## Exercise details
What follows is a block of records; reproduce all of it verbatim.

## Excerpted data
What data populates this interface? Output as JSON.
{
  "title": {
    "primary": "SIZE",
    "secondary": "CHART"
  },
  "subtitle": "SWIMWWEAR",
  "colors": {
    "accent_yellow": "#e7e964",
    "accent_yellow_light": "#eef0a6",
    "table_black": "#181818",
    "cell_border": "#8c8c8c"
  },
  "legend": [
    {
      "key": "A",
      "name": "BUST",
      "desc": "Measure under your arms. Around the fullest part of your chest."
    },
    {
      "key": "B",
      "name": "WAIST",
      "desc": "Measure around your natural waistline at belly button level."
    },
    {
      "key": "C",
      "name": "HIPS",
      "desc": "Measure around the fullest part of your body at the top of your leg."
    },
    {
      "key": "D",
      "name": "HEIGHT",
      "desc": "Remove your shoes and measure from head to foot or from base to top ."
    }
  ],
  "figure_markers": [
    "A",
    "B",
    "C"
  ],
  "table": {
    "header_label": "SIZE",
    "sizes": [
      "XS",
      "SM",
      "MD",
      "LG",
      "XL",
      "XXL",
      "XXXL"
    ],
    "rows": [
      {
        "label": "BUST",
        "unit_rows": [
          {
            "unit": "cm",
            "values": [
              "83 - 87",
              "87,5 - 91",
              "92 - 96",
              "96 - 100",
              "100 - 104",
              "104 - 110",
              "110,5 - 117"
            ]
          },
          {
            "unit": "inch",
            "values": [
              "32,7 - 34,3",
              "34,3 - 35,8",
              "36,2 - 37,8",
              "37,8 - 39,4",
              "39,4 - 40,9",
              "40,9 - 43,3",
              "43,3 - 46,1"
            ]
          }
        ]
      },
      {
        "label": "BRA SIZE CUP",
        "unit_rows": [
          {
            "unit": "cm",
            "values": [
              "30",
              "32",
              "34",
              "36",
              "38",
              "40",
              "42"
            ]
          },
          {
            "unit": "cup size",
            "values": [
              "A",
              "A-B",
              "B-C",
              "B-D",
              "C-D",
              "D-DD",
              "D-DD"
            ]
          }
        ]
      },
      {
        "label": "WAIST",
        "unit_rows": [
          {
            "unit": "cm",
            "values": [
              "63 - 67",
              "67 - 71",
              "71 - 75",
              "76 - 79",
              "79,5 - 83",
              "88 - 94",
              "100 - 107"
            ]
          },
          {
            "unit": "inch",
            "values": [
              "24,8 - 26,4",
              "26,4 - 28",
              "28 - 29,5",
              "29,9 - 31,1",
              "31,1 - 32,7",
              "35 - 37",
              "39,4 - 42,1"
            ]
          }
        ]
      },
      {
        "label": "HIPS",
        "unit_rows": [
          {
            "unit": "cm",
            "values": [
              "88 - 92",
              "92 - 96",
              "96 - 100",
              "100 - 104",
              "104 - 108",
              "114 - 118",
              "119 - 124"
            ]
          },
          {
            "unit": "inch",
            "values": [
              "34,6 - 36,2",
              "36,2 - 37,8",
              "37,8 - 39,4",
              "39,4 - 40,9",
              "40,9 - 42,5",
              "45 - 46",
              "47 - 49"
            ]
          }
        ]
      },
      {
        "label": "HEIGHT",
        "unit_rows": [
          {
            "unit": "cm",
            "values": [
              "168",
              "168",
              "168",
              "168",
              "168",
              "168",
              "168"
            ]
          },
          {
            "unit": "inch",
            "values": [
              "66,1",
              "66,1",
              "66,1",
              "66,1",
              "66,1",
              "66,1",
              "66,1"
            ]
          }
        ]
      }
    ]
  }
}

## The solution
What data populates this interface? Output as JSON.
{
  "title": {
    "primary": "SIZE",
    "secondary": "CHART"
  },
  "subtitle": "SWIMWWEAR",
  "colors": {
    "accent_yellow": "#e7e964",
    "accent_yellow_light": "#eef0a6",
    "table_black": "#181818",
    "cell_border": "#8c8c8c"
  },
  "legend": [
    {
      "key": "A",
      "name": "BUST",
      "desc": "Measure under your arms. Around the fullest part of your chest."
    },
    {
      "key": "B",
      "name": "WAIST",
      "desc": "Measure around your natural waistline at belly button level."
    },
    {
      "key": "C",
      "name": "HIPS",
      "desc": "Measure around the fullest part of your body at the top of your leg."
    },
    {
      "key": "D",
      "name": "HEIGHT",
      "desc": "Remove your shoes and measure from head to foot or from base to top ."
    }
  ],
  "figure_markers": [
    "A",
    "B",
    "C"
  ],
  "table": {
    "header_label": "SIZE",
    "sizes": [
      "XS",
      "SM",
      "MD",
      "LG",
      "XL",
      "XXL",
      "XXXL"
    ],
    "rows": [
      {
        "label": "BUST",
        "unit_rows": [
          {
            "unit": "cm",
            "values": [
              "83 - 87",
              "87,5 - 91",
              "92 - 96",
              "96 - 100",
              "100 - 104",
              "104 - 110",
              "110,5 - 117"
            ]
          },
          {
            "unit": "inch",
            "values": [
              "32,7 - 34,3",
              "34,3 - 35,8",
              "36,2 - 37,8",
              "37,8 - 39,4",
              "39,4 - 40,9",
              "40,9 - 43,3",
              "43,3 - 46,1"
            ]
          }
        ]
      },
      {
        "label": "BRA SIZE CUP",
        "unit_rows": [
          {
            "unit": "cm",
            "values": [
              "30",
              "32",
              "34",
              "36",
              "38",
              "40",
              "42"
            ]
          },
          {
            "unit": "cup size",
            "values": [
              "A",
              "A-B",
              "B-C",
              "B-D",
              "C-D",
              "D-DD",
              "D-DD"
            ]
          }
        ]
      },
      {
        "label": "WAIST",
        "unit_rows": [
          {
            "unit": "cm",
            "values": [
              "63 - 67",
              "67 - 71",
              "71 - 75",
              "76 - 79",
              "79,5 - 83",
              "88 - 94",
              "100 - 107"
            ]
          },
          {
            "unit": "inch",
            "values": [
              "24,8 - 26,4",
              "26,4 - 28",
              "28 - 29,5",
              "29,9 - 31,1",
              "31,1 - 32,7",
              "35 - 37",
              "39,4 - 42,1"
            ]
          }
        ]
      },
      {
        "label": "HIPS",
        "unit_rows": [
          {
            "unit": "cm",
            "values": [
              "88 - 92",
              "92 - 96",
              "96 - 100",
              "100 - 104",
              "104 - 108",
              "114 - 118",
              "119 - 124"
            ]
          },
          {
            "unit": "inch",
            "values": [
              "34,6 - 36,2",
              "36,2 - 37,8",
              "37,8 - 39,4",
              "39,4 - 40,9",
              "40,9 - 42,5",
              "45 - 46",
              "47 - 49"
            ]
          }
        ]
      },
      {
        "label": "HEIGHT",
        "unit_rows": [
          {
            "unit": "cm",
            "values": [
              "168",
              "168",
              "168",
              "168",
              "168",
              "168",
              "168"
            ]
          },
          {
            "unit": "inch",
            "values": [
              "66,1",
              "66,1",
              "66,1",
              "66,1",
              "66,1",
              "66,1",
              "66,1"
            ]
          }
        ]
      }
    ]
  }
}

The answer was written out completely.